*Written instruction*. Tally the lines that contain the string "edition" and state that total without comment.

*Recorded information*.
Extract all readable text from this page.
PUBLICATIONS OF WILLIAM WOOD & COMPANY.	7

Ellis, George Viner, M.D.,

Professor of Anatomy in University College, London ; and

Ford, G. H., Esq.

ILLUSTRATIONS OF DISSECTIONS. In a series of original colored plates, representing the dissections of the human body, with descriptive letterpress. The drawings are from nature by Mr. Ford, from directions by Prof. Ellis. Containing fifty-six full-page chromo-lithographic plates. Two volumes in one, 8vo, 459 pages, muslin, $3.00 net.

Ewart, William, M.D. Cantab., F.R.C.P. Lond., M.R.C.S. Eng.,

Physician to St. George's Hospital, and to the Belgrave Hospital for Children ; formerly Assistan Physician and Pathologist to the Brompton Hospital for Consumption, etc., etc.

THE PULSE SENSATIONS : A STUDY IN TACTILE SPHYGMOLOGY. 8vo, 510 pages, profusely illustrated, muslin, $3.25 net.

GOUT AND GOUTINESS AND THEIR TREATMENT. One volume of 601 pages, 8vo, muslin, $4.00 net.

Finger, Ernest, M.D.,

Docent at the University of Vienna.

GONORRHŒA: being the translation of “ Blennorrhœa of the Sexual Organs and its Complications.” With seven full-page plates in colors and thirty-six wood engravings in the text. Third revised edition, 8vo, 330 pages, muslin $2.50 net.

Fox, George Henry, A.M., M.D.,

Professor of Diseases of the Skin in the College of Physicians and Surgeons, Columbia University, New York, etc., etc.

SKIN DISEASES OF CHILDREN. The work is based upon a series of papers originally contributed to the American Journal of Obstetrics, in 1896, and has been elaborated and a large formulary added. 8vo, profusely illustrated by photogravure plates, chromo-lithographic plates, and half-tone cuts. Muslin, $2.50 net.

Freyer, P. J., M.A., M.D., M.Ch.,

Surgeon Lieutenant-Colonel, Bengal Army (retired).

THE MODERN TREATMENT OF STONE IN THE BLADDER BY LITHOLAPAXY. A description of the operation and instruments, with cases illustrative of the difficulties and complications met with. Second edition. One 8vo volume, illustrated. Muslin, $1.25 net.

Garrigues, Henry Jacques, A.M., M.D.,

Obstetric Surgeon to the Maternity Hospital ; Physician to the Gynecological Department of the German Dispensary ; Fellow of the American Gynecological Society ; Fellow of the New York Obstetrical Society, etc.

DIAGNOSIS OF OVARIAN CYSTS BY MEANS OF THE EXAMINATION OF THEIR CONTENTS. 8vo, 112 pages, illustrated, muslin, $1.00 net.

*Response to this task*. 2